[Begin The records]

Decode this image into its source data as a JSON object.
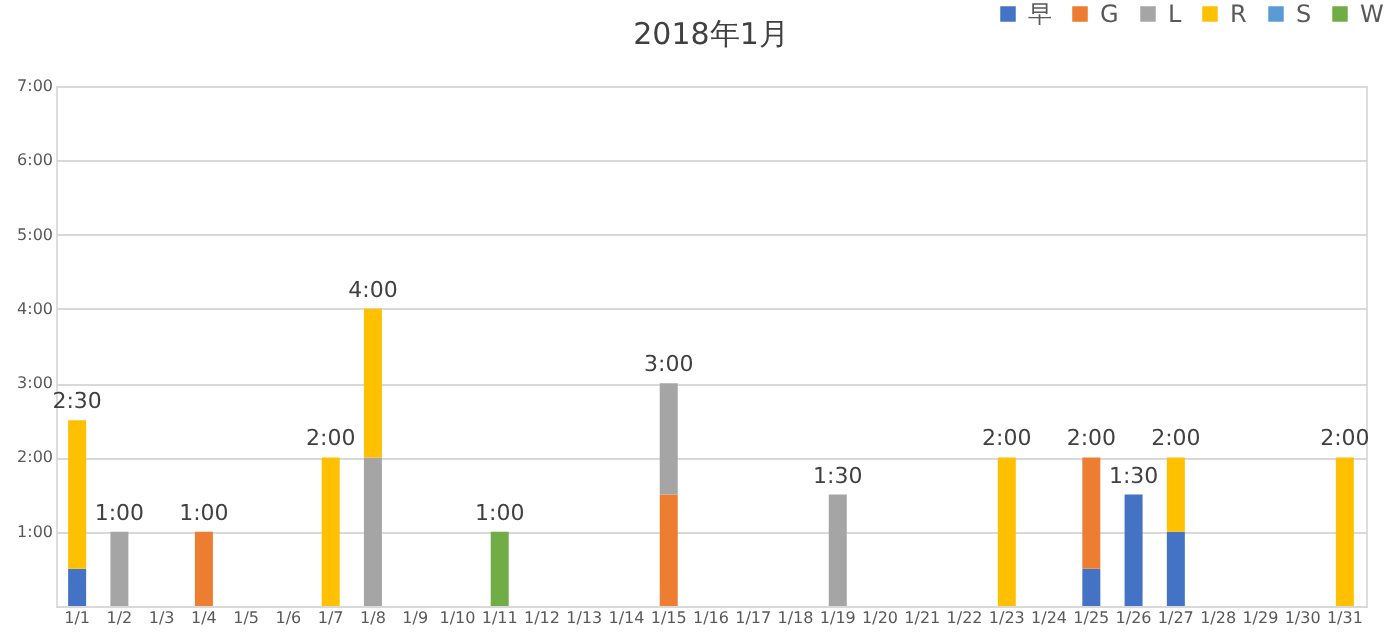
{
  "chart_data": {
    "type": "bar",
    "stacked": true,
    "title": "2018年1月",
    "categories": [
      "1/1",
      "1/2",
      "1/3",
      "1/4",
      "1/5",
      "1/6",
      "1/7",
      "1/8",
      "1/9",
      "1/10",
      "1/11",
      "1/12",
      "1/13",
      "1/14",
      "1/15",
      "1/16",
      "1/17",
      "1/18",
      "1/19",
      "1/20",
      "1/21",
      "1/22",
      "1/23",
      "1/24",
      "1/25",
      "1/26",
      "1/27",
      "1/28",
      "1/29",
      "1/30",
      "1/31"
    ],
    "series": [
      {
        "name": "早",
        "color": "#4472c4",
        "values": [
          0.5,
          null,
          null,
          null,
          null,
          null,
          null,
          null,
          null,
          null,
          null,
          null,
          null,
          null,
          null,
          null,
          null,
          null,
          null,
          null,
          null,
          null,
          null,
          null,
          0.5,
          1.5,
          1,
          null,
          null,
          null,
          null
        ]
      },
      {
        "name": "G",
        "color": "#ed7d31",
        "values": [
          null,
          null,
          null,
          1,
          null,
          null,
          null,
          null,
          null,
          null,
          null,
          null,
          null,
          null,
          1.5,
          null,
          null,
          null,
          null,
          null,
          null,
          null,
          null,
          null,
          1.5,
          null,
          null,
          null,
          null,
          null,
          null
        ]
      },
      {
        "name": "L",
        "color": "#a5a5a5",
        "values": [
          null,
          1,
          null,
          null,
          null,
          null,
          null,
          2,
          null,
          null,
          null,
          null,
          null,
          null,
          1.5,
          null,
          null,
          null,
          1.5,
          null,
          null,
          null,
          null,
          null,
          null,
          null,
          null,
          null,
          null,
          null,
          null
        ]
      },
      {
        "name": "R",
        "color": "#ffc000",
        "values": [
          2,
          null,
          null,
          null,
          null,
          null,
          2,
          2,
          null,
          null,
          null,
          null,
          null,
          null,
          null,
          null,
          null,
          null,
          null,
          null,
          null,
          null,
          2,
          null,
          null,
          null,
          1,
          null,
          null,
          null,
          2
        ]
      },
      {
        "name": "S",
        "color": "#5b9bd5",
        "values": [
          null,
          null,
          null,
          null,
          null,
          null,
          null,
          null,
          null,
          null,
          null,
          null,
          null,
          null,
          null,
          null,
          null,
          null,
          null,
          null,
          null,
          null,
          null,
          null,
          null,
          null,
          null,
          null,
          null,
          null,
          null
        ]
      },
      {
        "name": "W",
        "color": "#70ad47",
        "values": [
          null,
          null,
          null,
          null,
          null,
          null,
          null,
          null,
          null,
          null,
          1,
          null,
          null,
          null,
          null,
          null,
          null,
          null,
          null,
          null,
          null,
          null,
          null,
          null,
          null,
          null,
          null,
          null,
          null,
          null,
          null
        ]
      }
    ],
    "totals": [
      "2:30",
      "1:00",
      null,
      "1:00",
      null,
      null,
      "2:00",
      "4:00",
      null,
      null,
      "1:00",
      null,
      null,
      null,
      "3:00",
      null,
      null,
      null,
      "1:30",
      null,
      null,
      null,
      "2:00",
      null,
      "2:00",
      "1:30",
      "2:00",
      null,
      null,
      null,
      "2:00"
    ],
    "ylim": [
      0,
      7
    ],
    "yticks": [
      {
        "value": 0,
        "label": null
      },
      {
        "value": 1,
        "label": "1:00"
      },
      {
        "value": 2,
        "label": "2:00"
      },
      {
        "value": 3,
        "label": "3:00"
      },
      {
        "value": 4,
        "label": "4:00"
      },
      {
        "value": 5,
        "label": "5:00"
      },
      {
        "value": 6,
        "label": "6:00"
      },
      {
        "value": 7,
        "label": "7:00"
      }
    ],
    "grid": "y",
    "legend": "top right"
  }
}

[End The records]

◆ **Aim**
Leave out the pictures and restate everything else word for word.

◆ **Response to this exercise**
Decode this image into its source data as a JSON object.
{
  "chart_data": {
    "type": "bar",
    "stacked": true,
    "title": "2018年1月",
    "categories": [
      "1/1",
      "1/2",
      "1/3",
      "1/4",
      "1/5",
      "1/6",
      "1/7",
      "1/8",
      "1/9",
      "1/10",
      "1/11",
      "1/12",
      "1/13",
      "1/14",
      "1/15",
      "1/16",
      "1/17",
      "1/18",
      "1/19",
      "1/20",
      "1/21",
      "1/22",
      "1/23",
      "1/24",
      "1/25",
      "1/26",
      "1/27",
      "1/28",
      "1/29",
      "1/30",
      "1/31"
    ],
    "series": [
      {
        "name": "早",
        "color": "#4472c4",
        "values": [
          0.5,
          null,
          null,
          null,
          null,
          null,
          null,
          null,
          null,
          null,
          null,
          null,
          null,
          null,
          null,
          null,
          null,
          null,
          null,
          null,
          null,
          null,
          null,
          null,
          0.5,
          1.5,
          1,
          null,
          null,
          null,
          null
        ]
      },
      {
        "name": "G",
        "color": "#ed7d31",
        "values": [
          null,
          null,
          null,
          1,
          null,
          null,
          null,
          null,
          null,
          null,
          null,
          null,
          null,
          null,
          1.5,
          null,
          null,
          null,
          null,
          null,
          null,
          null,
          null,
          null,
          1.5,
          null,
          null,
          null,
          null,
          null,
          null
        ]
      },
      {
        "name": "L",
        "color": "#a5a5a5",
        "values": [
          null,
          1,
          null,
          null,
          null,
          null,
          null,
          2,
          null,
          null,
          null,
          null,
          null,
          null,
          1.5,
          null,
          null,
          null,
          1.5,
          null,
          null,
          null,
          null,
          null,
          null,
          null,
          null,
          null,
          null,
          null,
          null
        ]
      },
      {
        "name": "R",
        "color": "#ffc000",
        "values": [
          2,
          null,
          null,
          null,
          null,
          null,
          2,
          2,
          null,
          null,
          null,
          null,
          null,
          null,
          null,
          null,
          null,
          null,
          null,
          null,
          null,
          null,
          2,
          null,
          null,
          null,
          1,
          null,
          null,
          null,
          2
        ]
      },
      {
        "name": "S",
        "color": "#5b9bd5",
        "values": [
          null,
          null,
          null,
          null,
          null,
          null,
          null,
          null,
          null,
          null,
          null,
          null,
          null,
          null,
          null,
          null,
          null,
          null,
          null,
          null,
          null,
          null,
          null,
          null,
          null,
          null,
          null,
          null,
          null,
          null,
          null
        ]
      },
      {
        "name": "W",
        "color": "#70ad47",
        "values": [
          null,
          null,
          null,
          null,
          null,
          null,
          null,
          null,
          null,
          null,
          1,
          null,
          null,
          null,
          null,
          null,
          null,
          null,
          null,
          null,
          null,
          null,
          null,
          null,
          null,
          null,
          null,
          null,
          null,
          null,
          null
        ]
      }
    ],
    "totals": [
      "2:30",
      "1:00",
      null,
      "1:00",
      null,
      null,
      "2:00",
      "4:00",
      null,
      null,
      "1:00",
      null,
      null,
      null,
      "3:00",
      null,
      null,
      null,
      "1:30",
      null,
      null,
      null,
      "2:00",
      null,
      "2:00",
      "1:30",
      "2:00",
      null,
      null,
      null,
      "2:00"
    ],
    "ylim": [
      0,
      7
    ],
    "yticks": [
      {
        "value": 0,
        "label": null
      },
      {
        "value": 1,
        "label": "1:00"
      },
      {
        "value": 2,
        "label": "2:00"
      },
      {
        "value": 3,
        "label": "3:00"
      },
      {
        "value": 4,
        "label": "4:00"
      },
      {
        "value": 5,
        "label": "5:00"
      },
      {
        "value": 6,
        "label": "6:00"
      },
      {
        "value": 7,
        "label": "7:00"
      }
    ],
    "grid": "y",
    "legend": "top right"
  }
}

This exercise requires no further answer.